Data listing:
=-=-=

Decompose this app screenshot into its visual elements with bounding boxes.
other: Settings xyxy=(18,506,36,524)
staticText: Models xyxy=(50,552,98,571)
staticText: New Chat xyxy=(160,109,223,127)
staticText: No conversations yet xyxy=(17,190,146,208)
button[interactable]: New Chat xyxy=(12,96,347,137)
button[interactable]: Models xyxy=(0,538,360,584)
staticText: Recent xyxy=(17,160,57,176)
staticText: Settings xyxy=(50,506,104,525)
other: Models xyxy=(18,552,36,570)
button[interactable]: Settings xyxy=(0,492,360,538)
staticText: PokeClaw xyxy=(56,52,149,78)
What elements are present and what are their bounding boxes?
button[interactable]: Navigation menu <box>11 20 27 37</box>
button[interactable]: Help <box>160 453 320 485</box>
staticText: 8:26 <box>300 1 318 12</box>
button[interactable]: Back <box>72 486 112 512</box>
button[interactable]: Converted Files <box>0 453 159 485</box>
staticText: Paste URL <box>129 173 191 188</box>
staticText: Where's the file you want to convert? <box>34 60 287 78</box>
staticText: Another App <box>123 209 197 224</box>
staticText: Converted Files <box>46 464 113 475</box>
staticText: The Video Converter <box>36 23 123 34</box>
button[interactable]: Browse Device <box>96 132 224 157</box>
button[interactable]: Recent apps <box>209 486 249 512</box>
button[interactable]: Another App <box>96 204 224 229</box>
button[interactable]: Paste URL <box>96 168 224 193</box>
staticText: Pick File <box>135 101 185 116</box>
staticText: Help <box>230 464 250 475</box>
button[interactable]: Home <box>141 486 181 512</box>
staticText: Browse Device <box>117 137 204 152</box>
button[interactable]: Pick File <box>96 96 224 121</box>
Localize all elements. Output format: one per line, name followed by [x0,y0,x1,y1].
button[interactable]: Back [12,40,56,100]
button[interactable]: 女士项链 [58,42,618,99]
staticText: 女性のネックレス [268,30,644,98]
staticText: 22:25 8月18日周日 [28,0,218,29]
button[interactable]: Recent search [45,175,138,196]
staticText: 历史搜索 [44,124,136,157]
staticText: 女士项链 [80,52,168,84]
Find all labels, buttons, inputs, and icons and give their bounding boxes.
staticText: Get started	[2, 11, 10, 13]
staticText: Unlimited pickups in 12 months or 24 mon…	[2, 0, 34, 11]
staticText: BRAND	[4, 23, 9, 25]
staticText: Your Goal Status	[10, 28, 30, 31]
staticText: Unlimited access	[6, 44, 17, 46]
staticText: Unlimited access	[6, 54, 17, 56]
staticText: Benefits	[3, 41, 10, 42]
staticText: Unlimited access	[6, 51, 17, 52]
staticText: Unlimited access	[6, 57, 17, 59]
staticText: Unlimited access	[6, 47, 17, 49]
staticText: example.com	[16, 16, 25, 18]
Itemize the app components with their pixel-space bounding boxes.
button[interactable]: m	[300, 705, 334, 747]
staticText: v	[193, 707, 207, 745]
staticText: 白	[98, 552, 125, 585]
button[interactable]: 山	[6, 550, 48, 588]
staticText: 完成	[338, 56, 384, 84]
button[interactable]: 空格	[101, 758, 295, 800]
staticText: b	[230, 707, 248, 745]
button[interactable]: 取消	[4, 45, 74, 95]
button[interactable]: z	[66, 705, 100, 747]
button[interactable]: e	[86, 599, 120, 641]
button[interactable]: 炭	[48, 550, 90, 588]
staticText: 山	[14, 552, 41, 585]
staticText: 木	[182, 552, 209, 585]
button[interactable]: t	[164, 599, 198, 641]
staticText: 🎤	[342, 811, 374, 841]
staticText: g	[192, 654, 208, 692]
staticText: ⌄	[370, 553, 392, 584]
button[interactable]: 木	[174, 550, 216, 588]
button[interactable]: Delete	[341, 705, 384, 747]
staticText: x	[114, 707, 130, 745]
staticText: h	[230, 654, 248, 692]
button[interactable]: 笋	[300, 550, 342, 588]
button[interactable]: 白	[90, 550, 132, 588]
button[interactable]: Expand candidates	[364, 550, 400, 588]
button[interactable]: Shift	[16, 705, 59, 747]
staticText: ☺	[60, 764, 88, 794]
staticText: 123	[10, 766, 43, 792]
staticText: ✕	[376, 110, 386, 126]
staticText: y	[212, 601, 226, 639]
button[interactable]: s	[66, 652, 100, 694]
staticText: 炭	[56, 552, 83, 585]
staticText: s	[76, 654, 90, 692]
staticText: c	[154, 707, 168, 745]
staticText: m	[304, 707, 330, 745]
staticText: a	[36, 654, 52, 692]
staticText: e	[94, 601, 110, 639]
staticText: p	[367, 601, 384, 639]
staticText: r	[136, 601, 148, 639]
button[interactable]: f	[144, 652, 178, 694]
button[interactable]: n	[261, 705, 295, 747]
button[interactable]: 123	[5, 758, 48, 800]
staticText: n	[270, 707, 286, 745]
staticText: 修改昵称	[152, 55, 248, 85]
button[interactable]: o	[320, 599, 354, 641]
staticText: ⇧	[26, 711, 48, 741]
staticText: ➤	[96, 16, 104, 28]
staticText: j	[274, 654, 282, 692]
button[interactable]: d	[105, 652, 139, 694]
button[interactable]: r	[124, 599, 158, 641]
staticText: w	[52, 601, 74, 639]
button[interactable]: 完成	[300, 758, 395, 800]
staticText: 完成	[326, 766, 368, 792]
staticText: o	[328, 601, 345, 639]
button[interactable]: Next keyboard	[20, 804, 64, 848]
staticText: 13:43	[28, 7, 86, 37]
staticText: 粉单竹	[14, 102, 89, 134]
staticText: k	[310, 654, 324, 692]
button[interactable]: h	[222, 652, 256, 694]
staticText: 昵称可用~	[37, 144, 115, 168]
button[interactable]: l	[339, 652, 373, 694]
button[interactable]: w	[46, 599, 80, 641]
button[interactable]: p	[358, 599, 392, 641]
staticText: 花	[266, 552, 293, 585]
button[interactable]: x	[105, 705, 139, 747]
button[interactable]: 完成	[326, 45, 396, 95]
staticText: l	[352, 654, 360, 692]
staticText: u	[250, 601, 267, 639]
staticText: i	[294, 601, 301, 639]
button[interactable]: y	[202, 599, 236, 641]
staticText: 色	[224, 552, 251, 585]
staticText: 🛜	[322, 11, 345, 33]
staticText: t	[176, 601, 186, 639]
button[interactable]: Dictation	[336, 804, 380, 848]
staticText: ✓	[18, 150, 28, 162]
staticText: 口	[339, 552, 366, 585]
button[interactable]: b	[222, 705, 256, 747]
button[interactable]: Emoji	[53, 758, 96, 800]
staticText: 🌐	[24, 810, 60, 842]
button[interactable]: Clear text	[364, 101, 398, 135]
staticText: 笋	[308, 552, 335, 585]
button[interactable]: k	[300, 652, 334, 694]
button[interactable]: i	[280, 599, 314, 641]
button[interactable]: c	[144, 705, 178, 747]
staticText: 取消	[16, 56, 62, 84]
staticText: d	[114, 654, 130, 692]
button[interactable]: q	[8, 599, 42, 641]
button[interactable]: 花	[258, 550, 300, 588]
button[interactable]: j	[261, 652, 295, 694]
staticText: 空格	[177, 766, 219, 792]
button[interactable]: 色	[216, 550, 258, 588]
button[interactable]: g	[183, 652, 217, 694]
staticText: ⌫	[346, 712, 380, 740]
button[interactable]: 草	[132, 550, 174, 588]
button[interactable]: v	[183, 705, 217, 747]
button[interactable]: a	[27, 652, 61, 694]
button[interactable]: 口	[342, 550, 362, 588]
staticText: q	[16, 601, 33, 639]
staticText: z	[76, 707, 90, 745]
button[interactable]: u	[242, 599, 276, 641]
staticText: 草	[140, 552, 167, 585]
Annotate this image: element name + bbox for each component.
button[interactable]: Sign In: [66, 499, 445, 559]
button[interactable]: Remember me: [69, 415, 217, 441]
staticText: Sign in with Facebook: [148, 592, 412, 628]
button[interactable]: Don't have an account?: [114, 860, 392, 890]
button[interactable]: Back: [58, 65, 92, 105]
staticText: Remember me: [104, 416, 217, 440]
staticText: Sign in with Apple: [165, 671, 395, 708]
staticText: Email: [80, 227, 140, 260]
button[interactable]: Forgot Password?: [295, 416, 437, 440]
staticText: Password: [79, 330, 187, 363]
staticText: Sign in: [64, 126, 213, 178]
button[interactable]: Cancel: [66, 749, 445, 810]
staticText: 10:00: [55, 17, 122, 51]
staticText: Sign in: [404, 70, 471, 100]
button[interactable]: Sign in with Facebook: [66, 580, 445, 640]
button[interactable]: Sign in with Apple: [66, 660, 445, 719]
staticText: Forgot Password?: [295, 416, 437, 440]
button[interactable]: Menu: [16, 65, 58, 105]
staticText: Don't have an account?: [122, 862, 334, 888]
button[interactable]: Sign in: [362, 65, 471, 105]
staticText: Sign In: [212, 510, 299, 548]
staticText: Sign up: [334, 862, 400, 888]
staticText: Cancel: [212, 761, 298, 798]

=-=-=

Can you write out the records from the very first line through the line containing "button[interactable]: New Chat", copying each of those lines word for word?

» Answer to the exercise:
Decompose this app screenshot into its visual elements with bounding boxes.
other: Settings xyxy=(18,506,36,524)
staticText: Models xyxy=(50,552,98,571)
staticText: New Chat xyxy=(160,109,223,127)
staticText: No conversations yet xyxy=(17,190,146,208)
button[interactable]: New Chat xyxy=(12,96,347,137)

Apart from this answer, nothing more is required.